About this exercise —
Within the entries that follow, report how many lines contain the word "type", giving the number by itself.

Stored items from a collection —
- - -

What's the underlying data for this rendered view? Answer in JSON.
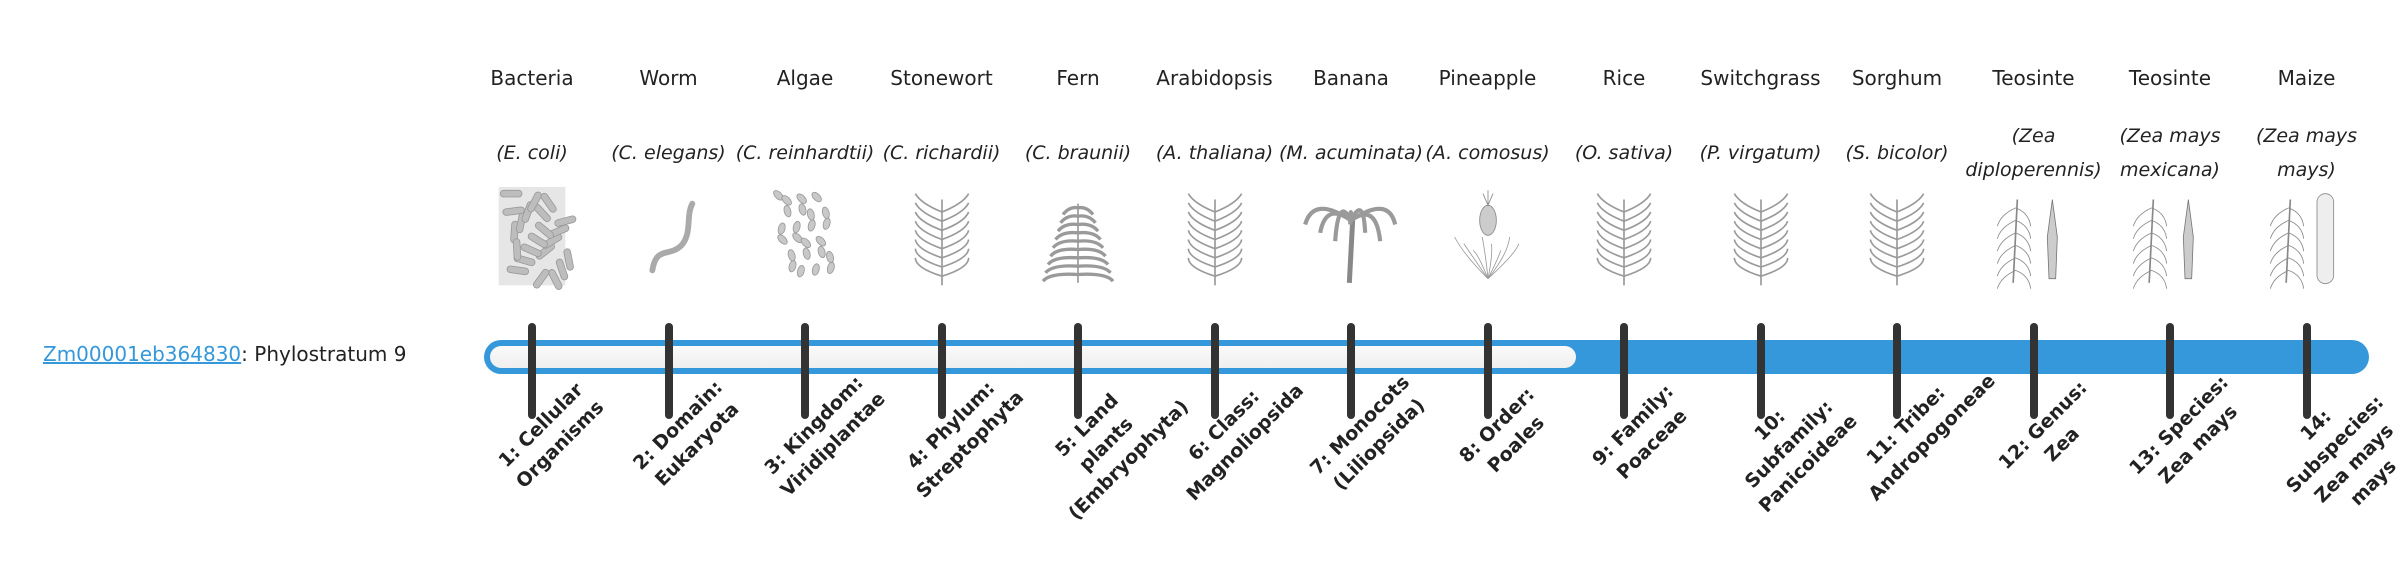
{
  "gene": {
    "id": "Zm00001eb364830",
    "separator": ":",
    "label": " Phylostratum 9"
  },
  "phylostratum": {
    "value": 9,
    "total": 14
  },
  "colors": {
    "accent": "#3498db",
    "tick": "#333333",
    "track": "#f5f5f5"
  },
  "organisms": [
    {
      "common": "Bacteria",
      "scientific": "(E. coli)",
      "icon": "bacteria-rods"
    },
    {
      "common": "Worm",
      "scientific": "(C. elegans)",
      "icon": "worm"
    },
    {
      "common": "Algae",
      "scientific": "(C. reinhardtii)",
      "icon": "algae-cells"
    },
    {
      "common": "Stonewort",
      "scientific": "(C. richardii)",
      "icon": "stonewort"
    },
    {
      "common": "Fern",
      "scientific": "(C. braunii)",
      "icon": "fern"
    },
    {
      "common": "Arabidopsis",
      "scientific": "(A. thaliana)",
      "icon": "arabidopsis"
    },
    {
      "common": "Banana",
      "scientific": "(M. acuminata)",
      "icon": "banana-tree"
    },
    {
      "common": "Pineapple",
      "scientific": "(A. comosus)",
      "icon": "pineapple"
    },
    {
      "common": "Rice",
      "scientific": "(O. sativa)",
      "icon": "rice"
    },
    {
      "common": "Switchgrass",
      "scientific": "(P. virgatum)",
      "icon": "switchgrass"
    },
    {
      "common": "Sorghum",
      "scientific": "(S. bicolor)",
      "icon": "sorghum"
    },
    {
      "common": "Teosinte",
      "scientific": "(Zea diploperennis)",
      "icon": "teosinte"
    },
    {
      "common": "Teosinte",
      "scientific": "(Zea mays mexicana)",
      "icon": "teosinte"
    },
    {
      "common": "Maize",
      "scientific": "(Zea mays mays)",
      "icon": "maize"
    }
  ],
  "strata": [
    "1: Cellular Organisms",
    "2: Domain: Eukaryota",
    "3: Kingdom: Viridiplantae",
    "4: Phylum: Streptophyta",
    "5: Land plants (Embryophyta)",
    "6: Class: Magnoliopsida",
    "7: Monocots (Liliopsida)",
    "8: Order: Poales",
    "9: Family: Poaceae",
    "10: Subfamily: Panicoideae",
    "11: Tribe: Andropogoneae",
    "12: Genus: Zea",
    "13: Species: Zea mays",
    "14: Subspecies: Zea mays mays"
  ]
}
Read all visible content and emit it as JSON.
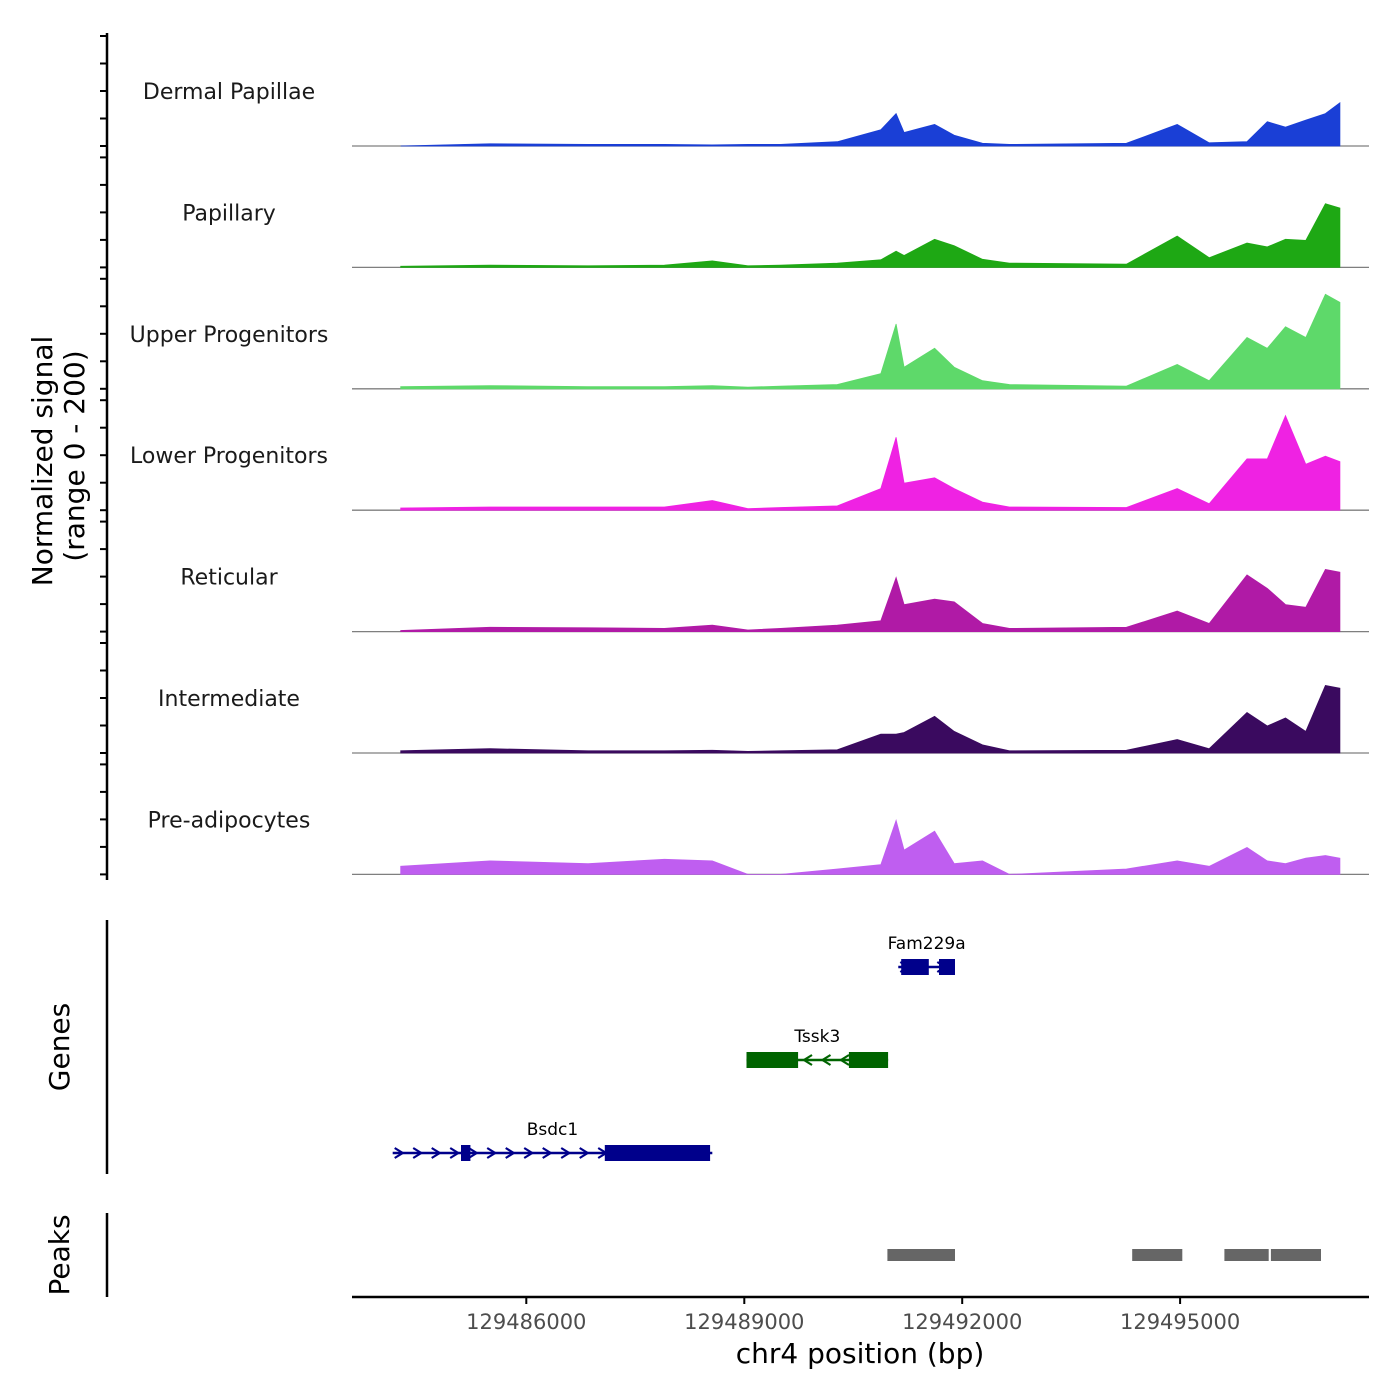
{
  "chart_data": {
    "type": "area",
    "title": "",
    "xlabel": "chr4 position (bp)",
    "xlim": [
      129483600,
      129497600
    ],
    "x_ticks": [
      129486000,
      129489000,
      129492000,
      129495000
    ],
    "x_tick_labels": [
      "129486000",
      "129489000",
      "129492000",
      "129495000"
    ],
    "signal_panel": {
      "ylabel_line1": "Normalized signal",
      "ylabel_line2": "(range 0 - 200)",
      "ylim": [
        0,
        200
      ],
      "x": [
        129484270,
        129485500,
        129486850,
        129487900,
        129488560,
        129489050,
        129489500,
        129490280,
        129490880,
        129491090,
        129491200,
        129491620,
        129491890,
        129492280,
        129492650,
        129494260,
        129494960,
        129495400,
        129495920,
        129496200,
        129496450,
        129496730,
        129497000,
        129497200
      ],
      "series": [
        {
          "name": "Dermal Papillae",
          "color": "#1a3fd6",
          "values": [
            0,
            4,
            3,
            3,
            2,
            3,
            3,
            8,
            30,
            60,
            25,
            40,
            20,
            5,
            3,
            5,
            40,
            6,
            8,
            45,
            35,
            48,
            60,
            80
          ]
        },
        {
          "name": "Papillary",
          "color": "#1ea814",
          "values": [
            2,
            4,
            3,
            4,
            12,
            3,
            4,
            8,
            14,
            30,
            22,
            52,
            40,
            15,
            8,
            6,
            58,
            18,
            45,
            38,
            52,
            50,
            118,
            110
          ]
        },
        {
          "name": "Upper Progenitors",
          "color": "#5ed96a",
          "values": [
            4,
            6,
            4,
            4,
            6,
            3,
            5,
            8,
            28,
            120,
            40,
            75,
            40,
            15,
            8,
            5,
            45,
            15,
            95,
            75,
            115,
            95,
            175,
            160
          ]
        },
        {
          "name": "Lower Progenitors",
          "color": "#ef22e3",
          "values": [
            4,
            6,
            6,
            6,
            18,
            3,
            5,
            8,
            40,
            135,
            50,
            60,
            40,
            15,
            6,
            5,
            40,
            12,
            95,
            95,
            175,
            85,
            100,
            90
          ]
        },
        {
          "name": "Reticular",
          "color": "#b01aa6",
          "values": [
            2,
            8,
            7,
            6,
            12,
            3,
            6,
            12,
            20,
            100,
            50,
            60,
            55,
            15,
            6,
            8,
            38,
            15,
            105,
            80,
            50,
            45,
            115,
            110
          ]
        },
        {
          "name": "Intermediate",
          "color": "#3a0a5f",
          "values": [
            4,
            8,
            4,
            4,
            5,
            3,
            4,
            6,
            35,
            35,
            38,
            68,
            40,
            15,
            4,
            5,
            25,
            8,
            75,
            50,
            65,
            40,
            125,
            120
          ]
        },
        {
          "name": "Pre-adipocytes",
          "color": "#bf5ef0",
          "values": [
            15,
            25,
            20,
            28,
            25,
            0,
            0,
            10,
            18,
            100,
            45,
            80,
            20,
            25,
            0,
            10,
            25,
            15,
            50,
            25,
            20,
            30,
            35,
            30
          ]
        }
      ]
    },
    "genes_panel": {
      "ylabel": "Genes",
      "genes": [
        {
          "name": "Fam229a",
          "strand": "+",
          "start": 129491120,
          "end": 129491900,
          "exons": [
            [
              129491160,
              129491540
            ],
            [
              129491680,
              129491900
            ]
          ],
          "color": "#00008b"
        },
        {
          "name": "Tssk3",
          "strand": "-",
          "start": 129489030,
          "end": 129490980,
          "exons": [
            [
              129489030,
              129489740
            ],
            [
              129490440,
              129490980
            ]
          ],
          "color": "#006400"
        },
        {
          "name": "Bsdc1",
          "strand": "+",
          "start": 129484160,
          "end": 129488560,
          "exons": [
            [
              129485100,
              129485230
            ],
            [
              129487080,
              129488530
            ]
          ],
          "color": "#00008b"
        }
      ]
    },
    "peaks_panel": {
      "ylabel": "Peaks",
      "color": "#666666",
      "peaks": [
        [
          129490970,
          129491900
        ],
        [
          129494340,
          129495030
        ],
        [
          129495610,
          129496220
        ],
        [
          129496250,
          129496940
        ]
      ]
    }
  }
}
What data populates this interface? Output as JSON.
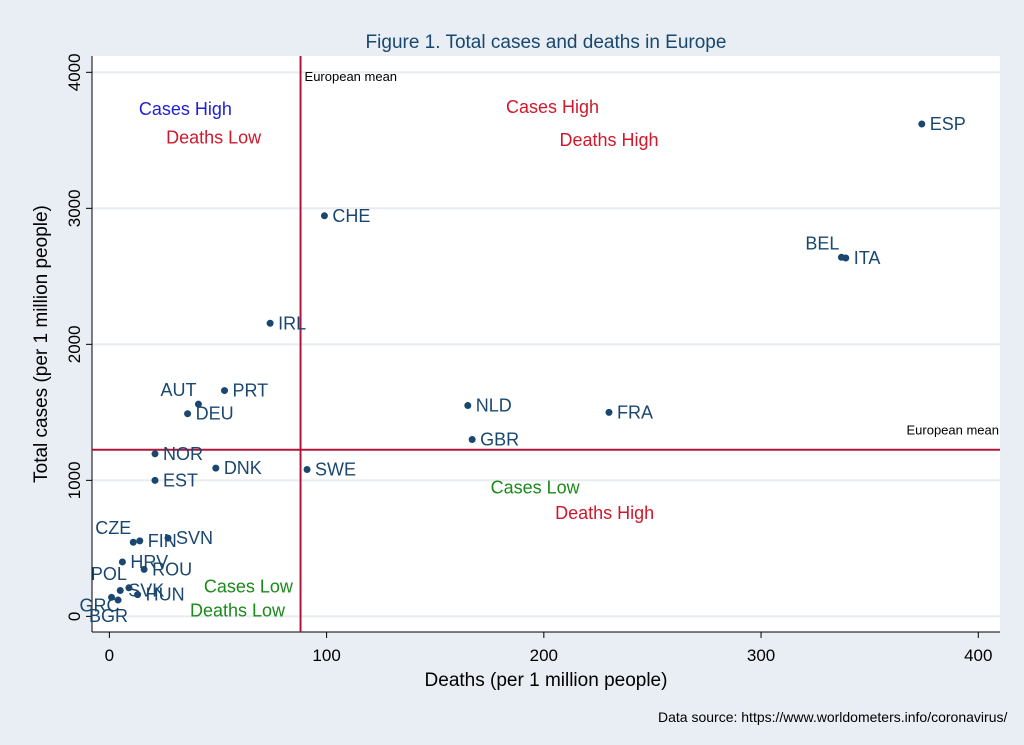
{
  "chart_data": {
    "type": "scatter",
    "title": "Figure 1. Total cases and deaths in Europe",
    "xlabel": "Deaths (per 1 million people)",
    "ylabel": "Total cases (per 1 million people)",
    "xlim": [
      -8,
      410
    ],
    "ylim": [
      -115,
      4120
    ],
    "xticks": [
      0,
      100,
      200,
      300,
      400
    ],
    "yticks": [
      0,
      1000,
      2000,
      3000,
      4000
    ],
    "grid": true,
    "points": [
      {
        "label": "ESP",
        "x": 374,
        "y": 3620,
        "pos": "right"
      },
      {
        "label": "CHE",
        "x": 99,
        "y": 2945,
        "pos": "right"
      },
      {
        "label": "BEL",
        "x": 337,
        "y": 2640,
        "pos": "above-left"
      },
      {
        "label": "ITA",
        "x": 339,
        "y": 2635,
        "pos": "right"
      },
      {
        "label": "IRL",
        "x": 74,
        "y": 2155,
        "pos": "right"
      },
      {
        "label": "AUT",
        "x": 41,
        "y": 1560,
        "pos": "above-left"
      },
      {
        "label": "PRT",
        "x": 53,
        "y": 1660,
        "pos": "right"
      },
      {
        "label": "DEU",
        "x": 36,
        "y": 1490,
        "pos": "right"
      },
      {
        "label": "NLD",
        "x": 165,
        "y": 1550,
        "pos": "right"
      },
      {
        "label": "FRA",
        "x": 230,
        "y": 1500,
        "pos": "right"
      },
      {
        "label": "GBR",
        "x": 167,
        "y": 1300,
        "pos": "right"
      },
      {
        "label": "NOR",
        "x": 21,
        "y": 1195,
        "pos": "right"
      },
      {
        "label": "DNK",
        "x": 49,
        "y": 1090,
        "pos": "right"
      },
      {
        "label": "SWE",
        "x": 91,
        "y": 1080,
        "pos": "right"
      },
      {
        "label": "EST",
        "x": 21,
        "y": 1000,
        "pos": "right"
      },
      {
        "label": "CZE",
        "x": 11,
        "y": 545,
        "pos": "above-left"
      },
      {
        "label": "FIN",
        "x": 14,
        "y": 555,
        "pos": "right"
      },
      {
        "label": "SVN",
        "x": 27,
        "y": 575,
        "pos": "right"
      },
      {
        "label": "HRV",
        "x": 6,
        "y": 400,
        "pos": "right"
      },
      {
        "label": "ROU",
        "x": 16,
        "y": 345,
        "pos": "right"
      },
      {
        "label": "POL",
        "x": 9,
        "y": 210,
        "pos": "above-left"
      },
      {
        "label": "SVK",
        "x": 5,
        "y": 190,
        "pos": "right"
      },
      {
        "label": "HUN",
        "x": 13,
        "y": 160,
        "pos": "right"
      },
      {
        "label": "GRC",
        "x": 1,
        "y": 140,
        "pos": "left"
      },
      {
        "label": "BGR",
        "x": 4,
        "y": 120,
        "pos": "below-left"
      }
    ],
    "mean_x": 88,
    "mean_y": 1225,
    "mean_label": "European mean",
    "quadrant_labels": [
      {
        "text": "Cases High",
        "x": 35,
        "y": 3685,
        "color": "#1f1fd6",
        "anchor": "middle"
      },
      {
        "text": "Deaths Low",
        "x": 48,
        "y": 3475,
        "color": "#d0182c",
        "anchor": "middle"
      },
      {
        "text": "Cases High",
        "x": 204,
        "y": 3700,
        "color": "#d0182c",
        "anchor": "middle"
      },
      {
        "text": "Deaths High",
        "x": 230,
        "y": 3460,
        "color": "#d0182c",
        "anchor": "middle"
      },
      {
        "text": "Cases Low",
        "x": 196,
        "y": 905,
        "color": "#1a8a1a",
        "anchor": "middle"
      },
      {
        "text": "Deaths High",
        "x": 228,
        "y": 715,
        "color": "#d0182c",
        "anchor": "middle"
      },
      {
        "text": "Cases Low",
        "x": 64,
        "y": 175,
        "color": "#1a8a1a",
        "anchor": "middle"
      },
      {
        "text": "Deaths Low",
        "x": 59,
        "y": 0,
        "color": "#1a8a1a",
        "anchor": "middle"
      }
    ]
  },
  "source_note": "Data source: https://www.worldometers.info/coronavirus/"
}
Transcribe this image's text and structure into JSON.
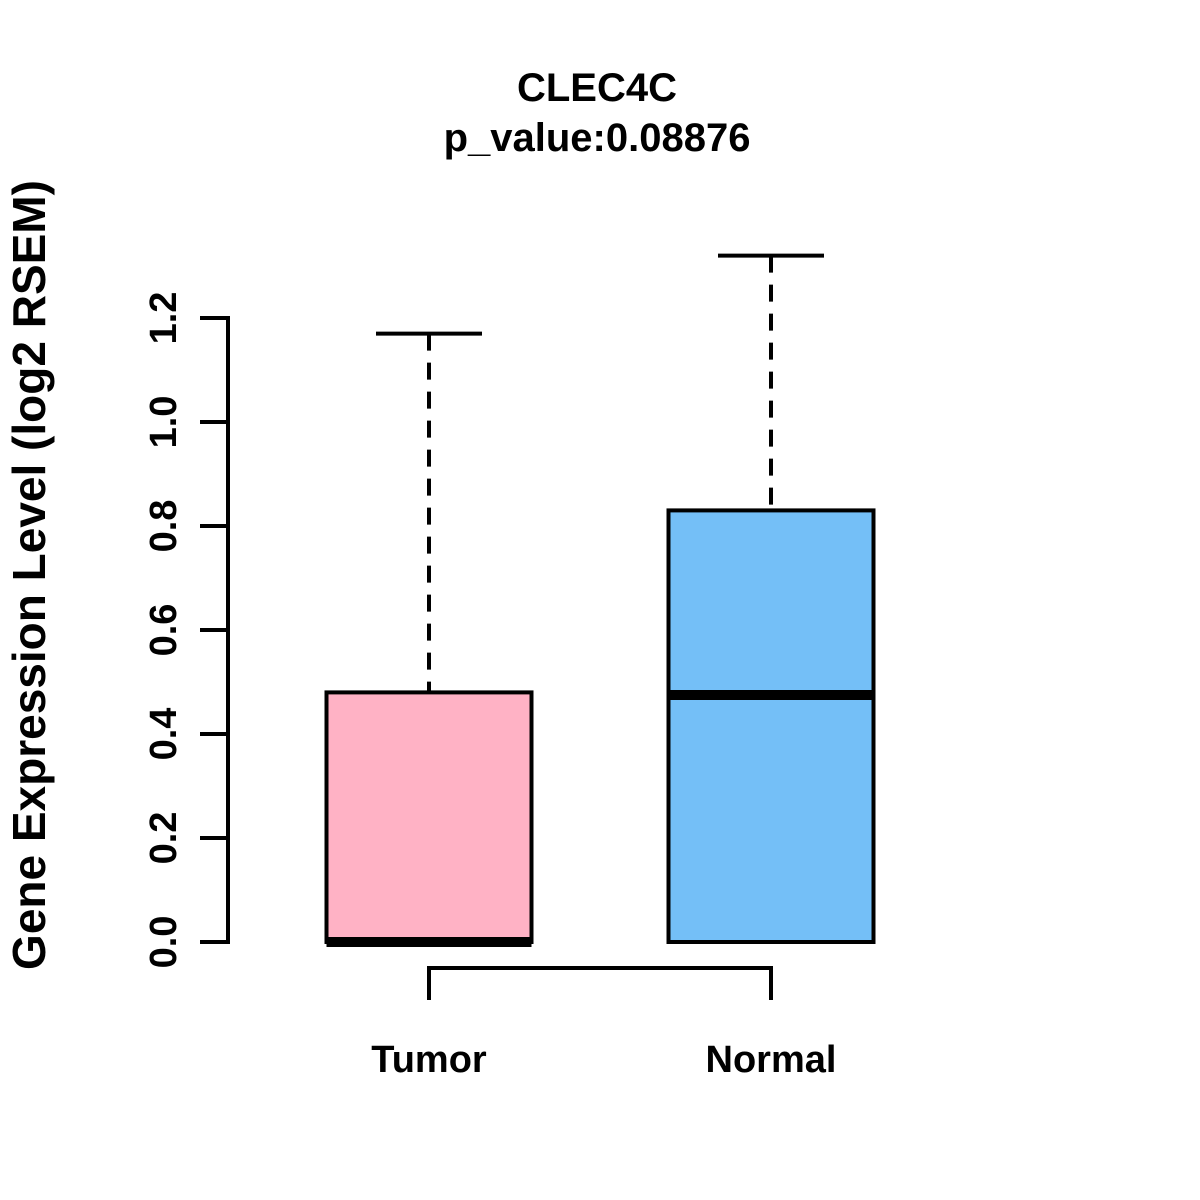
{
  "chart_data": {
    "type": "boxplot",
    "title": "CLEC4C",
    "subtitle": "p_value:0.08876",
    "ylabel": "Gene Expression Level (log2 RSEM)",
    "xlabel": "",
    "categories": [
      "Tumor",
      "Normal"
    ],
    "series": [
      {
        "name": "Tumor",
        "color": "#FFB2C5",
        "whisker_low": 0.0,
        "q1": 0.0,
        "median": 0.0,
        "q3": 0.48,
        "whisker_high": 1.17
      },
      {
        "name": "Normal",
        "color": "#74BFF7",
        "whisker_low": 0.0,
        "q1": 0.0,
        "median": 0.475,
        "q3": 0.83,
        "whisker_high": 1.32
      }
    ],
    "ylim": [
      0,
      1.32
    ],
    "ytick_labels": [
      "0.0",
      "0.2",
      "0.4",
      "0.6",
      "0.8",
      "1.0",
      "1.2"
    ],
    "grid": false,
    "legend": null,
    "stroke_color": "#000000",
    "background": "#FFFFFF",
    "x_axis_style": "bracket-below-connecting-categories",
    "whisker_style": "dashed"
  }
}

- - -

Written answer —
3